'''
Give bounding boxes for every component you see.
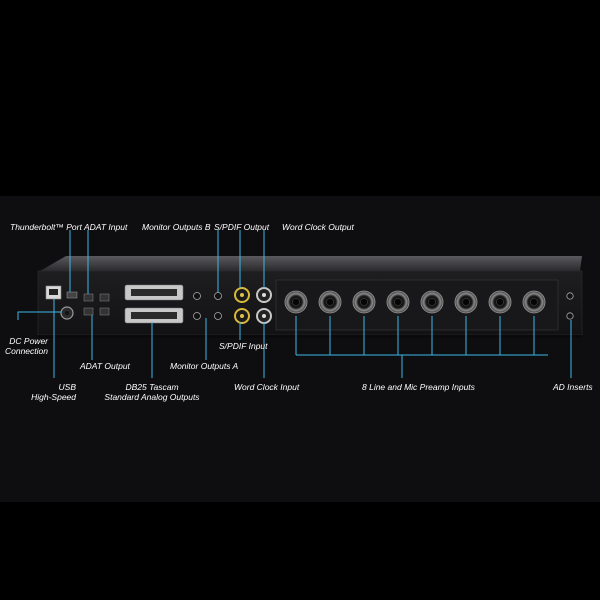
chassis-bottom <box>38 335 582 338</box>
leader-dc-power <box>17 311 61 320</box>
preamp-xlr-jacks <box>284 290 546 314</box>
xlr-combo-jack-center-1 <box>292 298 300 306</box>
xlr-combo-jack-center-6 <box>462 298 470 306</box>
label-db25-line1: DB25 Tascam <box>125 382 179 392</box>
adat-in-port <box>83 293 94 302</box>
xlr-combo-jack-center-8 <box>530 298 538 306</box>
label-preamp-inputs: 8 Line and Mic Preamp Inputs <box>362 382 475 392</box>
monitor-out-a-jack-1 <box>193 312 201 320</box>
xlr-combo-jack-center-5 <box>428 298 436 306</box>
adat-out-port <box>83 307 94 316</box>
spdif-out-rca-pin <box>240 293 244 297</box>
label-db25-line2: Standard Analog Outputs <box>104 392 200 402</box>
ad-insert-jack-2 <box>566 312 574 320</box>
label-monitor-outputs-a: Monitor Outputs A <box>170 361 239 371</box>
ad-insert-jack-1 <box>566 292 574 300</box>
label-adat-output: ADAT Output <box>80 361 130 371</box>
label-word-clock-output: Word Clock Output <box>282 222 354 232</box>
word-clock-out-bnc-pin <box>262 293 266 297</box>
xlr-combo-jack-center-4 <box>394 298 402 306</box>
preamp-panel <box>275 279 559 331</box>
label-db25: DB25 Tascam Standard Analog Outputs <box>102 382 202 402</box>
callout-leader-lines <box>17 230 572 378</box>
preamp-leader-ticks <box>295 316 535 355</box>
monitor-out-a-jack-2 <box>214 312 222 320</box>
xlr-combo-jack-center-3 <box>360 298 368 306</box>
label-usb-line2: High-Speed <box>31 392 76 402</box>
label-word-clock-input: Word Clock Input <box>234 382 300 392</box>
label-spdif-input: S/PDIF Input <box>219 341 268 351</box>
chassis-top <box>40 256 582 271</box>
label-spdif-output: S/PDIF Output <box>214 222 270 232</box>
label-usb: USB High-Speed <box>10 382 76 402</box>
adat-in-port-2 <box>99 293 110 302</box>
label-usb-line1: USB <box>58 382 76 392</box>
spdif-in-rca-pin <box>240 314 244 318</box>
word-clock-in-bnc-pin <box>262 314 266 318</box>
label-adat-input: ADAT Input <box>84 222 128 232</box>
thunderbolt-port <box>66 291 78 299</box>
db25-connector-2-inner <box>131 312 177 319</box>
xlr-combo-jack-center-2 <box>326 298 334 306</box>
xlr-combo-jack-center-7 <box>496 298 504 306</box>
monitor-out-b-jack-2 <box>214 292 222 300</box>
label-ad-inserts: AD Inserts <box>553 382 593 392</box>
monitor-out-b-jack-1 <box>193 292 201 300</box>
dc-power-jack-pin <box>65 311 69 315</box>
label-thunderbolt-port: Thunderbolt™ Port <box>10 222 82 232</box>
adat-out-port-2 <box>99 307 110 316</box>
db25-connector-1-inner <box>131 289 177 296</box>
label-monitor-outputs-b: Monitor Outputs B <box>142 222 211 232</box>
usb-port-inner <box>49 289 58 295</box>
label-dc-power: DC Power Connection <box>4 336 48 356</box>
label-dc-power-line1: DC Power <box>9 336 48 346</box>
label-dc-power-line2: Connection <box>4 346 48 356</box>
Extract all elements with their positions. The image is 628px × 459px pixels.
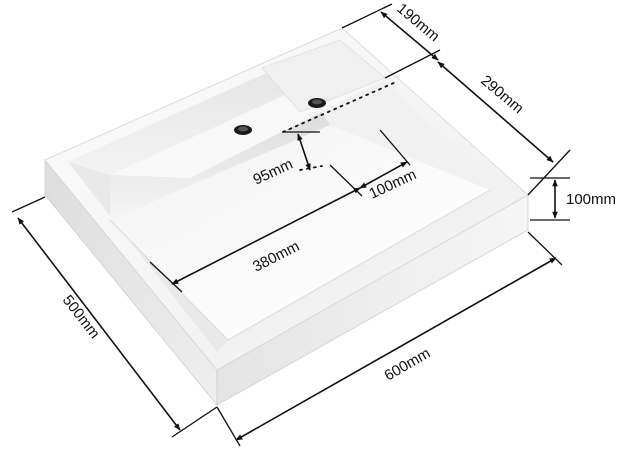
dimension-190-label: 190mm xyxy=(393,0,442,45)
dimension-100-height-label: 100mm xyxy=(566,191,616,208)
dimension-290-label: 290mm xyxy=(477,72,526,117)
shelf-dotted-line xyxy=(282,81,397,133)
dimension-100-height: 100mm xyxy=(530,177,616,221)
dimension-600-label: 600mm xyxy=(382,345,434,385)
basin-shelf-step xyxy=(110,112,330,220)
'''
ЧТО СДЕЛАТЬ: Превратите все строки данных выше в нумерованный список без пустых строк. Картинки в ответ не включайте.

ОТВЕТ НИЖЕ:
1. Give bounding boxes for every component you see.
2. chassis-bottom <box>38 335 582 338</box>
3. leader-dc-power <box>17 311 61 320</box>
4. preamp-xlr-jacks <box>284 290 546 314</box>
5. xlr-combo-jack-center-1 <box>292 298 300 306</box>
6. xlr-combo-jack-center-6 <box>462 298 470 306</box>
7. label-db25-line1: DB25 Tascam <box>125 382 179 392</box>
8. adat-in-port <box>83 293 94 302</box>
9. xlr-combo-jack-center-8 <box>530 298 538 306</box>
10. label-preamp-inputs: 8 Line and Mic Preamp Inputs <box>362 382 475 392</box>
11. monitor-out-a-jack-1 <box>193 312 201 320</box>
12. xlr-combo-jack-center-5 <box>428 298 436 306</box>
13. adat-out-port <box>83 307 94 316</box>
14. spdif-out-rca-pin <box>240 293 244 297</box>
15. label-db25-line2: Standard Analog Outputs <box>104 392 200 402</box>
16. ad-insert-jack-2 <box>566 312 574 320</box>
17. label-monitor-outputs-a: Monitor Outputs A <box>170 361 239 371</box>
18. ad-insert-jack-1 <box>566 292 574 300</box>
19. label-adat-output: ADAT Output <box>80 361 130 371</box>
20. label-word-clock-output: Word Clock Output <box>282 222 354 232</box>
21. word-clock-out-bnc-pin <box>262 293 266 297</box>
22. xlr-combo-jack-center-4 <box>394 298 402 306</box>
23. preamp-panel <box>275 279 559 331</box>
24. label-db25: DB25 Tascam Standard Analog Outputs <box>102 382 202 402</box>
25. callout-leader-lines <box>17 230 572 378</box>
26. preamp-leader-ticks <box>295 316 535 355</box>
27. monitor-out-a-jack-2 <box>214 312 222 320</box>
28. xlr-combo-jack-center-3 <box>360 298 368 306</box>
29. label-usb-line2: High-Speed <box>31 392 76 402</box>
30. label-word-clock-input: Word Clock Input <box>234 382 300 392</box>
31. label-spdif-input: S/PDIF Input <box>219 341 268 351</box>
32. chassis-top <box>40 256 582 271</box>
33. label-spdif-output: S/PDIF Output <box>214 222 270 232</box>
34. label-usb: USB High-Speed <box>10 382 76 402</box>
35. adat-in-port-2 <box>99 293 110 302</box>
36. label-usb-line1: USB <box>58 382 76 392</box>
37. spdif-in-rca-pin <box>240 314 244 318</box>
38. word-clock-in-bnc-pin <box>262 314 266 318</box>
39. label-adat-input: ADAT Input <box>84 222 128 232</box>
40. thunderbolt-port <box>66 291 78 299</box>
41. db25-connector-2-inner <box>131 312 177 319</box>
42. xlr-combo-jack-center-2 <box>326 298 334 306</box>
43. xlr-combo-jack-center-7 <box>496 298 504 306</box>
44. monitor-out-b-jack-2 <box>214 292 222 300</box>
45. label-ad-inserts: AD Inserts <box>553 382 593 392</box>
46. monitor-out-b-jack-1 <box>193 292 201 300</box>
47. dc-power-jack-pin <box>65 311 69 315</box>
48. label-thunderbolt-port: Thunderbolt™ Port <box>10 222 82 232</box>
49. adat-out-port-2 <box>99 307 110 316</box>
50. db25-connector-1-inner <box>131 289 177 296</box>
51. label-monitor-outputs-b: Monitor Outputs B <box>142 222 211 232</box>
52. usb-port-inner <box>49 289 58 295</box>
53. label-dc-power: DC Power Connection <box>4 336 48 356</box>
54. label-dc-power-line1: DC Power <box>9 336 48 346</box>
55. label-dc-power-line2: Connection <box>4 346 48 356</box>
56. Extract all elements with their positions. The image is 628px × 459px pixels.
57. dimension-190-label: 190mm xyxy=(393,0,442,45)
58. dimension-100-height-label: 100mm xyxy=(566,191,616,208)
59. dimension-290-label: 290mm xyxy=(477,72,526,117)
60. shelf-dotted-line xyxy=(282,81,397,133)
61. dimension-100-height: 100mm xyxy=(530,177,616,221)
62. dimension-600-label: 600mm xyxy=(382,345,434,385)
63. basin-shelf-step xyxy=(110,112,330,220)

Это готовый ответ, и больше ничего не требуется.